## Short exercise:
Gather the lines from the material that contain "their".
-- BEGIN --
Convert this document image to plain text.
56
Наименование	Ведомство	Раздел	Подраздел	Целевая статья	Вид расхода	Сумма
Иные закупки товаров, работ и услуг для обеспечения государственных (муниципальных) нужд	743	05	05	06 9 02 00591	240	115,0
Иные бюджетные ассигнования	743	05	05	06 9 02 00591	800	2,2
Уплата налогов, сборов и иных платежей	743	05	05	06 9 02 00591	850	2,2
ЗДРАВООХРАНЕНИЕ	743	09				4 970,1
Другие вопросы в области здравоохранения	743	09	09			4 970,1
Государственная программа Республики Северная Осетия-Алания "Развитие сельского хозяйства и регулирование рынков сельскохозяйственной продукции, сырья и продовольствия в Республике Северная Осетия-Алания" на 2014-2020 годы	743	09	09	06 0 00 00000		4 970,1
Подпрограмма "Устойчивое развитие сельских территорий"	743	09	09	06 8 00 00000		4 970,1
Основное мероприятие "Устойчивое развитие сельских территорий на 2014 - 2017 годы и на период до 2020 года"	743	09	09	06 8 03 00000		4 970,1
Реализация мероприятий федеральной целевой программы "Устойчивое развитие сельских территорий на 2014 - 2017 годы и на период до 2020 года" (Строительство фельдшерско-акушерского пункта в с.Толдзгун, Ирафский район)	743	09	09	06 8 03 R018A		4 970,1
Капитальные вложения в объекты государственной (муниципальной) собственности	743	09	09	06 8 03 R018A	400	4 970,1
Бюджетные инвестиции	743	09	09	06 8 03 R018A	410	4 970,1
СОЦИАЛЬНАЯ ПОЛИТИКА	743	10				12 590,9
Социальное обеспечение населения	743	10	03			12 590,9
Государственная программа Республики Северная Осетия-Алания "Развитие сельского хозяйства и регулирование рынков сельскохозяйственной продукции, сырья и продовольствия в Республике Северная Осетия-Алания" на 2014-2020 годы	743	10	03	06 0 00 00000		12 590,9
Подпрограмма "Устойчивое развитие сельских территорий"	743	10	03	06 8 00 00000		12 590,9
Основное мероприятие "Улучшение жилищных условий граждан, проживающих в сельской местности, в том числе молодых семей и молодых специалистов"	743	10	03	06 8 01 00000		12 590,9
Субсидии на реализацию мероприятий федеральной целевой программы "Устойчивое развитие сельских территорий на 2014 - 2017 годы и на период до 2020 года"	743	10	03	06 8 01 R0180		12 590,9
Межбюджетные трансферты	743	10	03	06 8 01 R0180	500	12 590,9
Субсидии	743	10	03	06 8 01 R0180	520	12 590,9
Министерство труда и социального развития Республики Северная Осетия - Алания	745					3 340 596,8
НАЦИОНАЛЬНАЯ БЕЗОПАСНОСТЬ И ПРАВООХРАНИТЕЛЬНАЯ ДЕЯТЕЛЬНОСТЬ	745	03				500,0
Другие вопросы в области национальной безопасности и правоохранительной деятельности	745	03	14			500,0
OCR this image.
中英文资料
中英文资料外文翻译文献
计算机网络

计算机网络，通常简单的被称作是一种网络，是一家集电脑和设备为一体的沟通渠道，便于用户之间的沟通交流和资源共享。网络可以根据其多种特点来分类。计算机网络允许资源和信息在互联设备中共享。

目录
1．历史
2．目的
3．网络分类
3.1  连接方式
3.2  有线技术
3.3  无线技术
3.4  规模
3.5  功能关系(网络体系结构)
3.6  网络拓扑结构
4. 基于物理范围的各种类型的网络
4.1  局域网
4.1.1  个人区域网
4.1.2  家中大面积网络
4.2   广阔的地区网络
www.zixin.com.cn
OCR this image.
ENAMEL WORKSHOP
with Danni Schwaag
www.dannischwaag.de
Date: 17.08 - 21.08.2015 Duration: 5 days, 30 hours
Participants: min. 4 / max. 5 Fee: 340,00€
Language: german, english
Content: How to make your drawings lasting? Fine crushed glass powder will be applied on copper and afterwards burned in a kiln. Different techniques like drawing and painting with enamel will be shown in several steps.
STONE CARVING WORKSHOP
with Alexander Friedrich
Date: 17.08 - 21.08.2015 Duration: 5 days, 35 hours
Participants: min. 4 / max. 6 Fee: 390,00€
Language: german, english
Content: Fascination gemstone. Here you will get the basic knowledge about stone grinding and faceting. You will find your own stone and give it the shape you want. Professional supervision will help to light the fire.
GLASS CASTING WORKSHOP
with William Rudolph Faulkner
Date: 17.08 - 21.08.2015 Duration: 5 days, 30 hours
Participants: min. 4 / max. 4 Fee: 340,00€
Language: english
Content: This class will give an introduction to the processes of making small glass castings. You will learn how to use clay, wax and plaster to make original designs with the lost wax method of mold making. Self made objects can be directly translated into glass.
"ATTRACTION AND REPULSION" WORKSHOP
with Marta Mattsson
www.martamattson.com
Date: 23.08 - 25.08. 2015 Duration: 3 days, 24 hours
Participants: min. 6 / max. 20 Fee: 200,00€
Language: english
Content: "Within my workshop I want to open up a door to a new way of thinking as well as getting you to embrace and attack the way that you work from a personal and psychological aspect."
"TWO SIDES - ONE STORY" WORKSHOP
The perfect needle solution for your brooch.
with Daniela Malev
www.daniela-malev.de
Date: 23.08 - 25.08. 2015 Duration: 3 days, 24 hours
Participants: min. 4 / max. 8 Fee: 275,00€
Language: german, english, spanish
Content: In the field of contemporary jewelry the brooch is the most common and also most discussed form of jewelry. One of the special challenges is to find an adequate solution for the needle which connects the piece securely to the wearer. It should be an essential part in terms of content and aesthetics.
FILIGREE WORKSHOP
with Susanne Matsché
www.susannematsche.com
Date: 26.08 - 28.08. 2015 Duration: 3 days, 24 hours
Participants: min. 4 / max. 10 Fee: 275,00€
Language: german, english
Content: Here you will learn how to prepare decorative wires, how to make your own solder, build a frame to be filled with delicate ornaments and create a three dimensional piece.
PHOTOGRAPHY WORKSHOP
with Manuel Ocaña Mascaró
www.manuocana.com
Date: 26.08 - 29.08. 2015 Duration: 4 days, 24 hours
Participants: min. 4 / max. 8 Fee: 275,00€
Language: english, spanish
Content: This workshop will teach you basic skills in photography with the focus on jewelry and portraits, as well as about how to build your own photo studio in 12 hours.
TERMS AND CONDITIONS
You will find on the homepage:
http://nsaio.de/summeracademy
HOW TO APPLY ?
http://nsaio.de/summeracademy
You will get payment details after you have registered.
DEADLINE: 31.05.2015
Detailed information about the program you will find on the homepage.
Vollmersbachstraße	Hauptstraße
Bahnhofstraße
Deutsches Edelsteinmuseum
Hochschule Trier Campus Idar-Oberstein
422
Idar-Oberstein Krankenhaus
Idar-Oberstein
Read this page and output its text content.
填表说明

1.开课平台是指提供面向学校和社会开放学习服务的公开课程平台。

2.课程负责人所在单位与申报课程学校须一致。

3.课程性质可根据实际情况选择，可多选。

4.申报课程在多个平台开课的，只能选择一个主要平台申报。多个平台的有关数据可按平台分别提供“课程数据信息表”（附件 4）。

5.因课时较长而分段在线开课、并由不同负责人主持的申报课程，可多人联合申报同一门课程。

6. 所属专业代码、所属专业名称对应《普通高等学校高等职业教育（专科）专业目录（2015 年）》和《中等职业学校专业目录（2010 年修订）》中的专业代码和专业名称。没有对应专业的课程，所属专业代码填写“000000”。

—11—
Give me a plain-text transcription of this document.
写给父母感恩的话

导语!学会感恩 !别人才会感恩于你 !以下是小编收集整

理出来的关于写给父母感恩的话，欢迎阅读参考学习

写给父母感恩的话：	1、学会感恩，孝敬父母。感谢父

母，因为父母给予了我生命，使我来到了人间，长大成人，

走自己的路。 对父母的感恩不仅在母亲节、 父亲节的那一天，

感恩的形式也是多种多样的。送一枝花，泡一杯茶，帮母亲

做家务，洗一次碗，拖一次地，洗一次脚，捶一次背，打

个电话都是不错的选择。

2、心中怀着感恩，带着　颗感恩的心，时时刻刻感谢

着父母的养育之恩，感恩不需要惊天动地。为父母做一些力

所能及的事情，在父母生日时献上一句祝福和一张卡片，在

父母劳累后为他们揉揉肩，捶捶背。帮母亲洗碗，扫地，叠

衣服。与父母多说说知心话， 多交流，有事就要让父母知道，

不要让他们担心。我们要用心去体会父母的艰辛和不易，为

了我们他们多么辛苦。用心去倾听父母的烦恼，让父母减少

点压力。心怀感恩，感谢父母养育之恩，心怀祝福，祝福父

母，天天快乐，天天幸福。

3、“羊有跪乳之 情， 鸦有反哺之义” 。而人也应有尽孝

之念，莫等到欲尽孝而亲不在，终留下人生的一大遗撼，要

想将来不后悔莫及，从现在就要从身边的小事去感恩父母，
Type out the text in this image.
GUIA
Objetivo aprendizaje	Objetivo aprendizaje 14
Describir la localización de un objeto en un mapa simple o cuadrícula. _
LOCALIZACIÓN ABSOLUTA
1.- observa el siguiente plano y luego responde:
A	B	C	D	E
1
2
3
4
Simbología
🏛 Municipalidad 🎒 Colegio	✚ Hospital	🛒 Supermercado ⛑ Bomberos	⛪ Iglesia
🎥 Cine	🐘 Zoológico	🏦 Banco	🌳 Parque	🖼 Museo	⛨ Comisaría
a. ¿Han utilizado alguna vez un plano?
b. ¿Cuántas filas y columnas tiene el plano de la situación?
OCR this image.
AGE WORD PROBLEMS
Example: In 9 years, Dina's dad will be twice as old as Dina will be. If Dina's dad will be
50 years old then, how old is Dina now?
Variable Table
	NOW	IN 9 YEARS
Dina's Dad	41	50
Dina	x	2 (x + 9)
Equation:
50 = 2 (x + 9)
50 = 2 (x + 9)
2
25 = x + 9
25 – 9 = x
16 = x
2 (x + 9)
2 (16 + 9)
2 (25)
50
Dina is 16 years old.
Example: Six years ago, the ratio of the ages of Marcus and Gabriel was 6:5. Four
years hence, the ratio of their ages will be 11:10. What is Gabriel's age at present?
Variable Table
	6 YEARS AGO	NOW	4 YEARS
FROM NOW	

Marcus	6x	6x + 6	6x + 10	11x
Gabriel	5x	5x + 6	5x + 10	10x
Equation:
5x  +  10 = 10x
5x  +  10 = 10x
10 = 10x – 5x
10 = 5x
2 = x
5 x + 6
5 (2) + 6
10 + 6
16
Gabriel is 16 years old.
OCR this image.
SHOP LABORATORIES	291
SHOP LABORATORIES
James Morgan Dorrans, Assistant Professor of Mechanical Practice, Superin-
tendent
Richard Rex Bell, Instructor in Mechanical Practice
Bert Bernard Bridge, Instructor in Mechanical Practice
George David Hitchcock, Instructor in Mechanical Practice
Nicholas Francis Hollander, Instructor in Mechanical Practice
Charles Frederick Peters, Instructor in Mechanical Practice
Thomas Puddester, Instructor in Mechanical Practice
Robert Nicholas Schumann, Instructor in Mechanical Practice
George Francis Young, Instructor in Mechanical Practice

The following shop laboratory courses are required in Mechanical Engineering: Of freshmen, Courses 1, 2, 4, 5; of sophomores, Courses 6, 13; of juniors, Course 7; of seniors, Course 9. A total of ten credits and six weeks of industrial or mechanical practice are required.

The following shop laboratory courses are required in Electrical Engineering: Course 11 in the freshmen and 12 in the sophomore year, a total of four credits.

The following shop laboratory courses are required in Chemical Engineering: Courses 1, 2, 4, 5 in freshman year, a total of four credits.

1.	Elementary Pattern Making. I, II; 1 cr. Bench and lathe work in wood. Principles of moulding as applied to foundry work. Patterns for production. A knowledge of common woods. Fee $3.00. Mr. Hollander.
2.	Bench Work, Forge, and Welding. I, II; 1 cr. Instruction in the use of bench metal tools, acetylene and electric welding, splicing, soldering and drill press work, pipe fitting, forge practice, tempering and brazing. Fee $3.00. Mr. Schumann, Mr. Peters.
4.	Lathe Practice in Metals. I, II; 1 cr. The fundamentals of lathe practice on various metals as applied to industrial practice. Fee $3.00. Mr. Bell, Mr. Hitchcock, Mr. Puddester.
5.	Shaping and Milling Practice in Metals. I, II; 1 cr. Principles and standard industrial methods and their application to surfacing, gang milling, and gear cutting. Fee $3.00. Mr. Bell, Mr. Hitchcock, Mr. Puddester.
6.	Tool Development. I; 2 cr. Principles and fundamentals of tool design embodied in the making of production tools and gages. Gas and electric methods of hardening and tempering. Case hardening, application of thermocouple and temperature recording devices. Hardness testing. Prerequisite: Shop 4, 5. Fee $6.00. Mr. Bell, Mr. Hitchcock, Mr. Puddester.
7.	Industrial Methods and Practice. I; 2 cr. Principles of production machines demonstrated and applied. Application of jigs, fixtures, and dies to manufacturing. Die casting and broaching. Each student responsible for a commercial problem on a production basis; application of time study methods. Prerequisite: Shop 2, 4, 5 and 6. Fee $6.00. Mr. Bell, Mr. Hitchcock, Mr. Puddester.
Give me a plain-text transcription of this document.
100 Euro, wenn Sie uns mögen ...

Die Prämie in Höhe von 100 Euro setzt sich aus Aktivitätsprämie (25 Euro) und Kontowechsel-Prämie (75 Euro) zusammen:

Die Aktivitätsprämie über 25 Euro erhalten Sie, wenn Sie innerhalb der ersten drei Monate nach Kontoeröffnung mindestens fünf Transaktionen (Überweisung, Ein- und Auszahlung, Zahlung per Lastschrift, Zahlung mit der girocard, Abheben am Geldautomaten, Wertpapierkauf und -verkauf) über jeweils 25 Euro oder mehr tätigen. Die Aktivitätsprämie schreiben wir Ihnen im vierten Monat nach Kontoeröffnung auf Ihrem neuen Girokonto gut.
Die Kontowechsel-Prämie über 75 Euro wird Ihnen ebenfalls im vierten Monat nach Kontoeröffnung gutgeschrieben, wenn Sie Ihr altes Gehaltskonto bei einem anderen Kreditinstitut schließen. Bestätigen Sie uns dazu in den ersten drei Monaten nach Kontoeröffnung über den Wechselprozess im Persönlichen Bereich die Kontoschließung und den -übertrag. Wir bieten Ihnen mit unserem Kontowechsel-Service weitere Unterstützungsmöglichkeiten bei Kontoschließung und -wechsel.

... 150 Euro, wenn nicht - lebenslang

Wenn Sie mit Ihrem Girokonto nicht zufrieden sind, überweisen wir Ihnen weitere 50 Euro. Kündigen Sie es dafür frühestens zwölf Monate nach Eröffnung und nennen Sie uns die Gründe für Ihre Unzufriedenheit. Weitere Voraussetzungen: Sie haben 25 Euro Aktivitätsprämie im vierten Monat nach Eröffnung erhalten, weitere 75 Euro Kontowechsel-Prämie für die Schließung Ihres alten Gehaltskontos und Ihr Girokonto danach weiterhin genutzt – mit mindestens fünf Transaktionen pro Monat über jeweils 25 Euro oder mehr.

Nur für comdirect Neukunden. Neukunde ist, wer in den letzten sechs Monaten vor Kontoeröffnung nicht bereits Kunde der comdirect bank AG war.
-- END --
## Result:
years hence, the ratio of their ages will be 11:10. What is Gabriel's age at present?
5.	Shaping and Milling Practice in Metals. I, II; 1 cr. Principles and standard industrial methods and their application to surfacing, gang milling, and gear cutting. Fee $3.00. Mr. Bell, Mr. Hitchcock, Mr. Puddester.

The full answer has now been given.